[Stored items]
━━━
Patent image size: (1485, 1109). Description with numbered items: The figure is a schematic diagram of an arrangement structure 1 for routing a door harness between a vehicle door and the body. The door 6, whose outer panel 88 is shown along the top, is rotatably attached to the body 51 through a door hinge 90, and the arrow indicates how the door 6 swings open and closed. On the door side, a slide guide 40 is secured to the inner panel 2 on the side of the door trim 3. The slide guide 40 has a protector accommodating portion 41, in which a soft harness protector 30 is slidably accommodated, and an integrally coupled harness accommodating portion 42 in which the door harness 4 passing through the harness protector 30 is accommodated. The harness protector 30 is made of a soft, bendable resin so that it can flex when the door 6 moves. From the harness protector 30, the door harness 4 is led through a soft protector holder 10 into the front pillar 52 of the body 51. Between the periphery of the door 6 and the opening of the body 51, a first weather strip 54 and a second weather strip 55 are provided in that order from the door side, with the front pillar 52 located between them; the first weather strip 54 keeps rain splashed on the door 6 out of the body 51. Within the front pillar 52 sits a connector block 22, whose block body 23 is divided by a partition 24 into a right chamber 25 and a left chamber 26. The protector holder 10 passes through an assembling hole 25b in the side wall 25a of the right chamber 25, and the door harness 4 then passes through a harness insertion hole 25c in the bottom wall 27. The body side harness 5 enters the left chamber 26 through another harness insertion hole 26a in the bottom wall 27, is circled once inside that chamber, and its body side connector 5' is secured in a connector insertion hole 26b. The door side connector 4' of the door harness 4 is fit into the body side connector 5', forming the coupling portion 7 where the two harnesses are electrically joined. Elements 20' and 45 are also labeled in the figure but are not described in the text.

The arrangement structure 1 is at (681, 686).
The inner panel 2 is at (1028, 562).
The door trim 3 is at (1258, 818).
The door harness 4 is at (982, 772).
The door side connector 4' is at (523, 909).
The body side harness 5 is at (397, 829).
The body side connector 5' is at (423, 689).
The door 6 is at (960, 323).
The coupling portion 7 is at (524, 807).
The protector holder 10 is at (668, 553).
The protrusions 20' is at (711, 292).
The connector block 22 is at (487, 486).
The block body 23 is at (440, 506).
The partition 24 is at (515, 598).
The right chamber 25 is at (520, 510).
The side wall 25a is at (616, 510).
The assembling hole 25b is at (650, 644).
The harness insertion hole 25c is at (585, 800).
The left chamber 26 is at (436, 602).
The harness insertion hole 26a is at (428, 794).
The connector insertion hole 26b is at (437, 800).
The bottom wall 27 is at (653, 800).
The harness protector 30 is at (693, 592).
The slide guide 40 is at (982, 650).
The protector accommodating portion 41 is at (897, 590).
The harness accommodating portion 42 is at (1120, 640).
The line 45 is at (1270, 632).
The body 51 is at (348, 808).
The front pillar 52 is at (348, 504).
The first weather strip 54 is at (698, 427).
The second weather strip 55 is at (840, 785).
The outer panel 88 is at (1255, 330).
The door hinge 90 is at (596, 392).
━━━
Quote the material word for word, beginning with its first line and ending after the line that contains "The door harness 4 is at (982, 772).".

Exercise solution |
Patent image size: (1485, 1109). Description with numbered items: The figure is a schematic diagram of an arrangement structure 1 for routing a door harness between a vehicle door and the body. The door 6, whose outer panel 88 is shown along the top, is rotatably attached to the body 51 through a door hinge 90, and the arrow indicates how the door 6 swings open and closed. On the door side, a slide guide 40 is secured to the inner panel 2 on the side of the door trim 3. The slide guide 40 has a protector accommodating portion 41, in which a soft harness protector 30 is slidably accommodated, and an integrally coupled harness accommodating portion 42 in which the door harness 4 passing through the harness protector 30 is accommodated. The harness protector 30 is made of a soft, bendable resin so that it can flex when the door 6 moves. From the harness protector 30, the door harness 4 is led through a soft protector holder 10 into the front pillar 52 of the body 51. Between the periphery of the door 6 and the opening of the body 51, a first weather strip 54 and a second weather strip 55 are provided in that order from the door side, with the front pillar 52 located between them; the first weather strip 54 keeps rain splashed on the door 6 out of the body 51. Within the front pillar 52 sits a connector block 22, whose block body 23 is divided by a partition 24 into a right chamber 25 and a left chamber 26. The protector holder 10 passes through an assembling hole 25b in the side wall 25a of the right chamber 25, and the door harness 4 then passes through a harness insertion hole 25c in the bottom wall 27. The body side harness 5 enters the left chamber 26 through another harness insertion hole 26a in the bottom wall 27, is circled once inside that chamber, and its body side connector 5' is secured in a connector insertion hole 26b. The door side connector 4' of the door harness 4 is fit into the body side connector 5', forming the coupling portion 7 where the two harnesses are electrically joined. Elements 20' and 45 are also labeled in the figure but are not described in the text.

The arrangement structure 1 is at (681, 686).
The inner panel 2 is at (1028, 562).
The door trim 3 is at (1258, 818).
The door harness 4 is at (982, 772).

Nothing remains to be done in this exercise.